# DATA SUPPLIED
★ ★ ★ ★ ★ ★ ★

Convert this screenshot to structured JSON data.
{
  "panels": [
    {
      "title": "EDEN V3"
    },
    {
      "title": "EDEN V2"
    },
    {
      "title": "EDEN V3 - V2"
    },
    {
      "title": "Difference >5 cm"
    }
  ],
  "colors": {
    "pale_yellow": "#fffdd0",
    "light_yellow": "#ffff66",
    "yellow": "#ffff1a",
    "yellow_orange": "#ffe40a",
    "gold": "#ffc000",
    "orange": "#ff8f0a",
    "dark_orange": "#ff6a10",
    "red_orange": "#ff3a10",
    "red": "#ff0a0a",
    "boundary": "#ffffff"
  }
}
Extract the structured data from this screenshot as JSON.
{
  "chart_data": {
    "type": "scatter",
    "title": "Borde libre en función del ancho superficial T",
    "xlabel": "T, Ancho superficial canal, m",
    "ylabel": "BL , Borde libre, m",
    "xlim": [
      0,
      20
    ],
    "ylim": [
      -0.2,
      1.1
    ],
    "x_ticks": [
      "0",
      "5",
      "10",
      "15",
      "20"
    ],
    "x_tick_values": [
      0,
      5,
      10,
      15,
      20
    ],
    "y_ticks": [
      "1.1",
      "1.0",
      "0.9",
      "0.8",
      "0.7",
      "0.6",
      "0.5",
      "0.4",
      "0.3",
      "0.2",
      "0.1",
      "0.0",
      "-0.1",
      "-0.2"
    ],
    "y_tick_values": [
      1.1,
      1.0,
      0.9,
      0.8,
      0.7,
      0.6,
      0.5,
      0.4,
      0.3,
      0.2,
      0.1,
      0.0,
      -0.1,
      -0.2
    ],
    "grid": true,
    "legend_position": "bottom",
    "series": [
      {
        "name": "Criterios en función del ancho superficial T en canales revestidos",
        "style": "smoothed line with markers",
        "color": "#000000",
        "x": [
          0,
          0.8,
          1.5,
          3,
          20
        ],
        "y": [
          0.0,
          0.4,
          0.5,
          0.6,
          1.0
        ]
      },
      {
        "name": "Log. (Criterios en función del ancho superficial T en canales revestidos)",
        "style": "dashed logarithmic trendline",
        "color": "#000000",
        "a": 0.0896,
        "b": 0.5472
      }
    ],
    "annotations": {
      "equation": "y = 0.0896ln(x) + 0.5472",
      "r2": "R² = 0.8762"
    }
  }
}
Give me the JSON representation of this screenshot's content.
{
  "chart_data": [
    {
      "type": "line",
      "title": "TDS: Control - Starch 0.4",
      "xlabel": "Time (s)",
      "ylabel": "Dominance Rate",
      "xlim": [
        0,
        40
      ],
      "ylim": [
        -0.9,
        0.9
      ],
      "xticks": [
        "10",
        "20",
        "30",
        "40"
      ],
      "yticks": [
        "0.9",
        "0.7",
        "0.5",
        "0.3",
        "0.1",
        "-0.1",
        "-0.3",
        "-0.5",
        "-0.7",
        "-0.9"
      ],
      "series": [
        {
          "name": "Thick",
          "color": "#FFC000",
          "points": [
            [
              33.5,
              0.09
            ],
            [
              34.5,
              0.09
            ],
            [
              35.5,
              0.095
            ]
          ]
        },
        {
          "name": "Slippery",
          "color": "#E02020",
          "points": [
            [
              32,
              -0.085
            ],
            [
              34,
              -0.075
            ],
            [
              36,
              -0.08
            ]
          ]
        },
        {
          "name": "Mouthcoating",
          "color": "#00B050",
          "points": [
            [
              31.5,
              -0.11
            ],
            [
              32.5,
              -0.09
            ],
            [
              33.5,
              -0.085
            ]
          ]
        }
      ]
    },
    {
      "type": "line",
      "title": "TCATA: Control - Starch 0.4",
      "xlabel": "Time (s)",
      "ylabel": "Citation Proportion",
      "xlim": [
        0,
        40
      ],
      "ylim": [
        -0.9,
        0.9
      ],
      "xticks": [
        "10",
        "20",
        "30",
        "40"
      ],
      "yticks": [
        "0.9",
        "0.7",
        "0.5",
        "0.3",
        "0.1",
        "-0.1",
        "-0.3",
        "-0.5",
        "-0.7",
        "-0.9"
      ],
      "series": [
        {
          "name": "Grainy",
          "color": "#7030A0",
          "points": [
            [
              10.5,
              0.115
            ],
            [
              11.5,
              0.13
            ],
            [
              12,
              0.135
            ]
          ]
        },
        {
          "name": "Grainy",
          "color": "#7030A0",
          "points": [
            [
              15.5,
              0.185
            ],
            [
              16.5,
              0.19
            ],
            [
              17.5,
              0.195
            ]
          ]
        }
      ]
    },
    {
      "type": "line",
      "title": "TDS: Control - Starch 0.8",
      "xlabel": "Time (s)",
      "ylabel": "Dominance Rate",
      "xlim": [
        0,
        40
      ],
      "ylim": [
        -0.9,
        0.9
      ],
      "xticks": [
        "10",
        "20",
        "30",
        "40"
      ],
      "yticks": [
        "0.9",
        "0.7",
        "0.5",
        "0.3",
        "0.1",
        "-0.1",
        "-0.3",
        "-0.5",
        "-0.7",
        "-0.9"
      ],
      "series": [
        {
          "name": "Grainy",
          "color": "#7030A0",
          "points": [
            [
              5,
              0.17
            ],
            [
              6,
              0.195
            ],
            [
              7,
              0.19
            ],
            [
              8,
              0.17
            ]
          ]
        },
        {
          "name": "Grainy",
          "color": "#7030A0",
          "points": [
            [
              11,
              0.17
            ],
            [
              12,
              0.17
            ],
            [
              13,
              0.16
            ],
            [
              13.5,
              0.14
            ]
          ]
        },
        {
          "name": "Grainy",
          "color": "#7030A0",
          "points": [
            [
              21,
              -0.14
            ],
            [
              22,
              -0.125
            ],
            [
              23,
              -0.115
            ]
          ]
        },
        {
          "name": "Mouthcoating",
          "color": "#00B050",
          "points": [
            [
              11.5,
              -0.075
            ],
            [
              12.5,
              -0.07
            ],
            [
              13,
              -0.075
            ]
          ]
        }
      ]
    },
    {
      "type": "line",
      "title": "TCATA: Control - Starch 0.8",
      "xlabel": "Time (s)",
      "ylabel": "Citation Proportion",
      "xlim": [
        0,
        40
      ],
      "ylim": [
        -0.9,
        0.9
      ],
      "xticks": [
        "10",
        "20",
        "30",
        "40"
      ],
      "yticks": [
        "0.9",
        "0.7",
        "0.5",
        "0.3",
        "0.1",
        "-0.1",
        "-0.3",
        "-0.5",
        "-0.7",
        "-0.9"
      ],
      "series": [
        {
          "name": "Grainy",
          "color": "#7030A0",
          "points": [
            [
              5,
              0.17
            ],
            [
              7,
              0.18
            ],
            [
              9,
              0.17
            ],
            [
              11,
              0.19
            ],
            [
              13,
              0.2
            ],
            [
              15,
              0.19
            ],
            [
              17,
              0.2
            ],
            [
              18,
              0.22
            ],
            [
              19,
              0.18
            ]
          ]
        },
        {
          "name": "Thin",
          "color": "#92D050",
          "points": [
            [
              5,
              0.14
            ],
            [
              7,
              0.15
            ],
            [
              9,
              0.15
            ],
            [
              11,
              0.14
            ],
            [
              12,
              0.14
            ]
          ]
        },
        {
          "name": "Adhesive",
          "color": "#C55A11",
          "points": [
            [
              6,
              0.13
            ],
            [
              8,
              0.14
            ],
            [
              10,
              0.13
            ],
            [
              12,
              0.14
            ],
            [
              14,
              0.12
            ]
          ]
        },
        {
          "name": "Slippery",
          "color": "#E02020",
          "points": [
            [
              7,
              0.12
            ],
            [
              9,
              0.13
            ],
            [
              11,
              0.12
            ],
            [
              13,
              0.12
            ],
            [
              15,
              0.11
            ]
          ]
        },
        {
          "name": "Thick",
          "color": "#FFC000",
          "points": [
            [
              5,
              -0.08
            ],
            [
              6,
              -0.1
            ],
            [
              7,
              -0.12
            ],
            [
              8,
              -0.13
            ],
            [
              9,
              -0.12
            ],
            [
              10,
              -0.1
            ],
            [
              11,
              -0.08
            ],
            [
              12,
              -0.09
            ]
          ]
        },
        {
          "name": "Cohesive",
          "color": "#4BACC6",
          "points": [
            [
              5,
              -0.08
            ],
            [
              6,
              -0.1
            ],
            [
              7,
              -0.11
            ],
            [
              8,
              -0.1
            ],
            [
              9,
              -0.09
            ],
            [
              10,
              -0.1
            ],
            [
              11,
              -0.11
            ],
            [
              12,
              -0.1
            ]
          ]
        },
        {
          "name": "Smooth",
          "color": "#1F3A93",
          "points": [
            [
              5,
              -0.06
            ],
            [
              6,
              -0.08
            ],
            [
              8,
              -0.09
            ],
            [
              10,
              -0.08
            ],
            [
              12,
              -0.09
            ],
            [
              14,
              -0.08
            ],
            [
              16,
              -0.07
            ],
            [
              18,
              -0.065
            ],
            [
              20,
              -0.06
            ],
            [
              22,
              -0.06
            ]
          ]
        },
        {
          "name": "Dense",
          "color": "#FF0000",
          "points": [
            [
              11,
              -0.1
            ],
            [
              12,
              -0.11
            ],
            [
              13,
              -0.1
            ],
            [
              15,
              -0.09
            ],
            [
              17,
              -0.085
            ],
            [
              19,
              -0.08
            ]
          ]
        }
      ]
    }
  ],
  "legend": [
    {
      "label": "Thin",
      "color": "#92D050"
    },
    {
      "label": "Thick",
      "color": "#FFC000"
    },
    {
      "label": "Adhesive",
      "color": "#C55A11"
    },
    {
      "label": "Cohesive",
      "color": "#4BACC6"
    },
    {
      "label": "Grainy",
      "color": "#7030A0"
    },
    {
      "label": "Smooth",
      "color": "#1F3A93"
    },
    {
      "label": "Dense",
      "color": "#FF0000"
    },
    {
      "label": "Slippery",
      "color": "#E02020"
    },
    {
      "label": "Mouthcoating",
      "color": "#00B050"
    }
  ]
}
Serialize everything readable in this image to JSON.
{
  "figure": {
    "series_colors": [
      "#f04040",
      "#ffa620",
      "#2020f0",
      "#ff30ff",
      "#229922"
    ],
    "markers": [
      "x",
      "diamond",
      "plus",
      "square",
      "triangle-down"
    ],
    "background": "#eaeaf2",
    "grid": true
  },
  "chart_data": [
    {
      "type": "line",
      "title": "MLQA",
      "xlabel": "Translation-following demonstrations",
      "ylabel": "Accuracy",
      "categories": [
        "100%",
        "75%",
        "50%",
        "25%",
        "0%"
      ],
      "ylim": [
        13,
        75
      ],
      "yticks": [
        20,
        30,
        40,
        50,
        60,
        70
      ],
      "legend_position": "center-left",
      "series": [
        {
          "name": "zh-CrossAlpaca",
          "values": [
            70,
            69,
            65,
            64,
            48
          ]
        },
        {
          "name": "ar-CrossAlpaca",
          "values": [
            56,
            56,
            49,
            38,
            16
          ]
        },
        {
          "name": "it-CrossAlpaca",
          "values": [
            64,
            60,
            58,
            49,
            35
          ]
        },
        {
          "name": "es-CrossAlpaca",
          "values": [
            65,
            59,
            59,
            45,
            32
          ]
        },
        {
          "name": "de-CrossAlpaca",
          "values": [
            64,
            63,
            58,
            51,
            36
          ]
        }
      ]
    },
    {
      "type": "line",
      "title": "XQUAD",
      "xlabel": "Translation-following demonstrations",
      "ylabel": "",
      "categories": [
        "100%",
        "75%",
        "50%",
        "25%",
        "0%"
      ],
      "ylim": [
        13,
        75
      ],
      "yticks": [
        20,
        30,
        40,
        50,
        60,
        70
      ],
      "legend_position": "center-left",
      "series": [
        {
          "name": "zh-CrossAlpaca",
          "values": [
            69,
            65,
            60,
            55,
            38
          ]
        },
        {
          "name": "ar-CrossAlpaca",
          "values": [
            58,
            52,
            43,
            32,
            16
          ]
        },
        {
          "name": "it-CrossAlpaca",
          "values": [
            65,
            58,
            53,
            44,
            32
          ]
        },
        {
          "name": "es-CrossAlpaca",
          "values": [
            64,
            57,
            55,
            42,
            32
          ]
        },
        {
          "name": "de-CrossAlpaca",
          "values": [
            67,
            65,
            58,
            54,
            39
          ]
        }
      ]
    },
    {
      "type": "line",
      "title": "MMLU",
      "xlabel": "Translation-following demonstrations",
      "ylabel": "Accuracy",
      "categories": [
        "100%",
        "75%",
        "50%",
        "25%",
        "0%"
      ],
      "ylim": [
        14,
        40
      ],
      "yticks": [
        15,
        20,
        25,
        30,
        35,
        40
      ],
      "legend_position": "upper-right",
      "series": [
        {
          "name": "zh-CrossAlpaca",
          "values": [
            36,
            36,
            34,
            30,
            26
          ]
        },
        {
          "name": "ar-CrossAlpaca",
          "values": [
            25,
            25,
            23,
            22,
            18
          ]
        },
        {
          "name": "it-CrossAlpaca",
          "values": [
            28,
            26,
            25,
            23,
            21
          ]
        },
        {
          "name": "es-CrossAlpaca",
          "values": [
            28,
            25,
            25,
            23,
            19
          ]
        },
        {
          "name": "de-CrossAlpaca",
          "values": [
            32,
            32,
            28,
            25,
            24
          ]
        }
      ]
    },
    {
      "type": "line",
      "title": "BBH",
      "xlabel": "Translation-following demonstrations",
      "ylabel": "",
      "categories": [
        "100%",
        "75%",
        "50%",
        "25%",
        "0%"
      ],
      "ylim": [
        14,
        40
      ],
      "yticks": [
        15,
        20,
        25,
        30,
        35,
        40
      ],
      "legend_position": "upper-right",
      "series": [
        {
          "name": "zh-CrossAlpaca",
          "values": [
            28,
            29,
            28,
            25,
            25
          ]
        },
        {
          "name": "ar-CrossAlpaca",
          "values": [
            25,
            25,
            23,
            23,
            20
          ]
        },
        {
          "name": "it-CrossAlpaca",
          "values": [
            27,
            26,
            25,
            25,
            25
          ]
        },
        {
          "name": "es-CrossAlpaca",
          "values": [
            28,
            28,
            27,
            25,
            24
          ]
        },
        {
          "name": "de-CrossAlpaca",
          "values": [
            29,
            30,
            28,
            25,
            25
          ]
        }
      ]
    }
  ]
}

★ ★ ★ ★ ★ ★ ★

# WORK TO BE COMPLETED
Your task is to report how many lines of the material include the string "superficial". Give the number and no other words.

# WORKED ANSWER
4